> Extracted data:
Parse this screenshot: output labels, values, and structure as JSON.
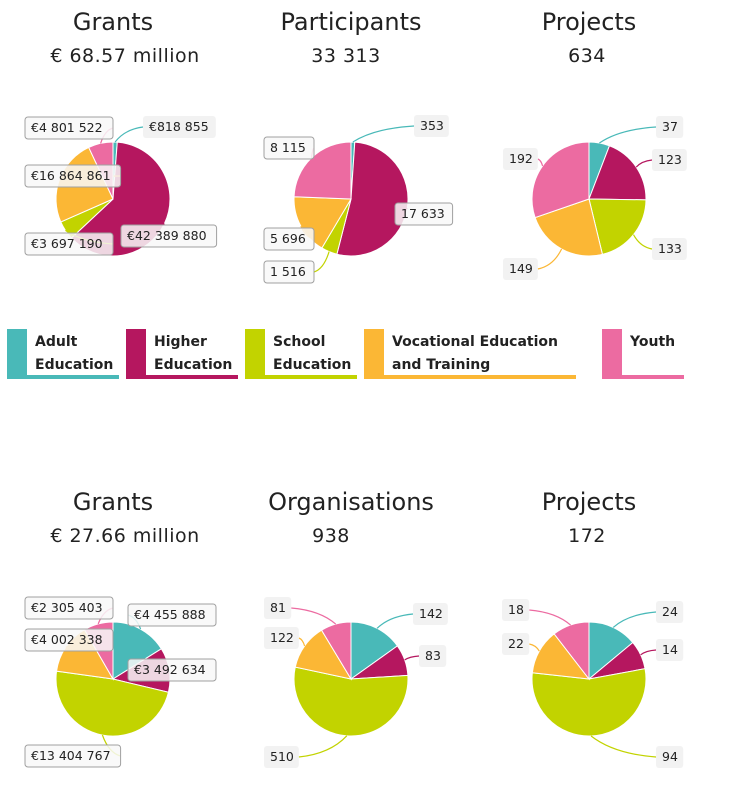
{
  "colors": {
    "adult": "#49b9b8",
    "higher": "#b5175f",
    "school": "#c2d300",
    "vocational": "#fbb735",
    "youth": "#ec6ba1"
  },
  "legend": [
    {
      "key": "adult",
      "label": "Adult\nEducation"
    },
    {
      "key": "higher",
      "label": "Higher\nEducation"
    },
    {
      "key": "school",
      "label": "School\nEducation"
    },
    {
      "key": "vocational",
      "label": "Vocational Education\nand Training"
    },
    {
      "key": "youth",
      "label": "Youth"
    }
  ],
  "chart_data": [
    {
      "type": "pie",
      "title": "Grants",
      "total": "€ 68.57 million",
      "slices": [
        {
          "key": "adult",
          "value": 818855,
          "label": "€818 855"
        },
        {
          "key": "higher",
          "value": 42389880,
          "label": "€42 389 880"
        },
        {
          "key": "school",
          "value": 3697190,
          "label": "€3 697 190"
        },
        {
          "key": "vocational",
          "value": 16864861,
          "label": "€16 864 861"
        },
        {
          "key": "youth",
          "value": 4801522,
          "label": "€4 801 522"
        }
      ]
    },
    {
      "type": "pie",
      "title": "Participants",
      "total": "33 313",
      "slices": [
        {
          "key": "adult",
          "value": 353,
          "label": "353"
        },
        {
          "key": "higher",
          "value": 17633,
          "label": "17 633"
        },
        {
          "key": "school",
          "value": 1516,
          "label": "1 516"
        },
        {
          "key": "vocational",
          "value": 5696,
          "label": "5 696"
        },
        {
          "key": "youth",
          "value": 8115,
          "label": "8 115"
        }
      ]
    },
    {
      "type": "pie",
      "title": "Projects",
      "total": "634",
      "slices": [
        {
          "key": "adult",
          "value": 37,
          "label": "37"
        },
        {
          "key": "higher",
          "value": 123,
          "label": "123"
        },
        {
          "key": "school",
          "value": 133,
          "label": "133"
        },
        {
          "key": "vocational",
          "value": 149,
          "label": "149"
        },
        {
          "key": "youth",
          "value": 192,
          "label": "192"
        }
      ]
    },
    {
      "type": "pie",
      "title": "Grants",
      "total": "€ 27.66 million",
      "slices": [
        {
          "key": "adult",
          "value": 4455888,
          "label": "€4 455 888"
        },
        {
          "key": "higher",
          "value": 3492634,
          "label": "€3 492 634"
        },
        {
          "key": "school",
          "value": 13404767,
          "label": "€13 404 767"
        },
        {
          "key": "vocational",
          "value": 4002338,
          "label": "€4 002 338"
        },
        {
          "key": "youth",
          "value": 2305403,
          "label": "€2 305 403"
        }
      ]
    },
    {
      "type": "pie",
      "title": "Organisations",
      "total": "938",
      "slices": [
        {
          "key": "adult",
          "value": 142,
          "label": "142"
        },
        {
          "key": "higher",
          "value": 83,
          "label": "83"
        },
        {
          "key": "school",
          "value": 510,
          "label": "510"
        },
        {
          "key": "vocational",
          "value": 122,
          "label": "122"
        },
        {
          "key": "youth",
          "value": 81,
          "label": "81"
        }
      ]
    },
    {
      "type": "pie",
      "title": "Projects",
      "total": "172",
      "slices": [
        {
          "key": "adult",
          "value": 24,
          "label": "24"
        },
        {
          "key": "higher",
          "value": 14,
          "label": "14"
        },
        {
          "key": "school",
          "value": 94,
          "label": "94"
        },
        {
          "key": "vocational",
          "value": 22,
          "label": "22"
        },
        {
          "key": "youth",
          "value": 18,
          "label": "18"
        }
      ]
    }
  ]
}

...

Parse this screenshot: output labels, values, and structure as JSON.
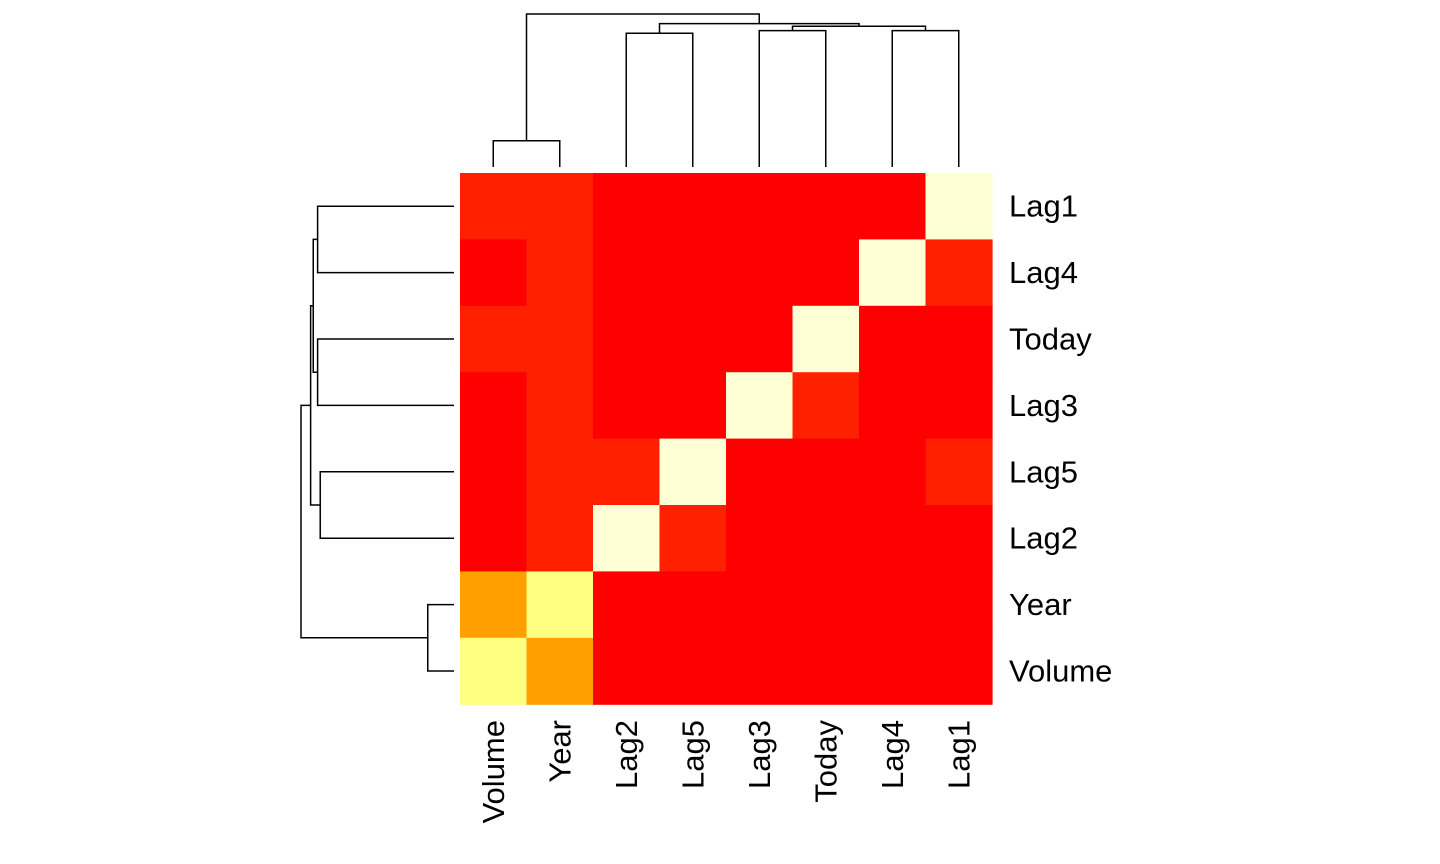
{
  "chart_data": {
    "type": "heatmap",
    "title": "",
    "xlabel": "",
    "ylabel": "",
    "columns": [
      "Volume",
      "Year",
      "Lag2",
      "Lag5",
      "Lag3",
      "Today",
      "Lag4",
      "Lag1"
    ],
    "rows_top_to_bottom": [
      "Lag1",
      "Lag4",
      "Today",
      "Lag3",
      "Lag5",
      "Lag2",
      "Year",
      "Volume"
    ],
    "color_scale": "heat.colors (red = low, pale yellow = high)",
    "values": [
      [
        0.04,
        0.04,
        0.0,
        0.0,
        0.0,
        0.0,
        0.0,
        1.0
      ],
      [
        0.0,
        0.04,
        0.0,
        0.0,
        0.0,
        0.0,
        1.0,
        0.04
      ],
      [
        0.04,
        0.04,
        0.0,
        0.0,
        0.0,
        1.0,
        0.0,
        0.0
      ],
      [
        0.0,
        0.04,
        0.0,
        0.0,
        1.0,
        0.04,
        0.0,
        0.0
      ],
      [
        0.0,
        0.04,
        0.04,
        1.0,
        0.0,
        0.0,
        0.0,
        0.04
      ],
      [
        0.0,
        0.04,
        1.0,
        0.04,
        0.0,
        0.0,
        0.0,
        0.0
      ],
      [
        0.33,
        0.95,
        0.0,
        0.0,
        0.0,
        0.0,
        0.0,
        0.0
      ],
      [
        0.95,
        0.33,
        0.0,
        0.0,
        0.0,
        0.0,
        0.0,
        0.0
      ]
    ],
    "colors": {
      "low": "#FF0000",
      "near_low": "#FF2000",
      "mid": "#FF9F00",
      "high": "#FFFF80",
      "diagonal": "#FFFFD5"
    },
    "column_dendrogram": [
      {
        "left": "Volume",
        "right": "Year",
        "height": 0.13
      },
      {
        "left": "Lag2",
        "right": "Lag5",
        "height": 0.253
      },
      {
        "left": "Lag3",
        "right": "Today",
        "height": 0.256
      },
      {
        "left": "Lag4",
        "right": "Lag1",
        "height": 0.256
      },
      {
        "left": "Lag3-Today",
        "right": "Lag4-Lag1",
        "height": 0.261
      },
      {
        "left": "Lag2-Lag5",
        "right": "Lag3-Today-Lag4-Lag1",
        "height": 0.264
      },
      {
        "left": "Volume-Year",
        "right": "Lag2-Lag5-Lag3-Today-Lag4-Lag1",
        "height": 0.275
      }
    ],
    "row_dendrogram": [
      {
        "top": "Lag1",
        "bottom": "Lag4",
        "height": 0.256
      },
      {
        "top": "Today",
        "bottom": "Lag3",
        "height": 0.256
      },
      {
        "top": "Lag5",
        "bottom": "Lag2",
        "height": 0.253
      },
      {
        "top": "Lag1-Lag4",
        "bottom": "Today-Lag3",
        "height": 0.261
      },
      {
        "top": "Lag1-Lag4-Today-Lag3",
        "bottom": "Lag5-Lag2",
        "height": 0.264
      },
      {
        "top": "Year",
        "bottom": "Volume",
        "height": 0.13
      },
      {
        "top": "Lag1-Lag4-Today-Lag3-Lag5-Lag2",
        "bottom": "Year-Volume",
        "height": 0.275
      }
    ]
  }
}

> Given task:
Return all the lines that contain the string "million".

> Exercise answer:
      "total": "€ 68.57 million",
      "total": "€ 27.66 million",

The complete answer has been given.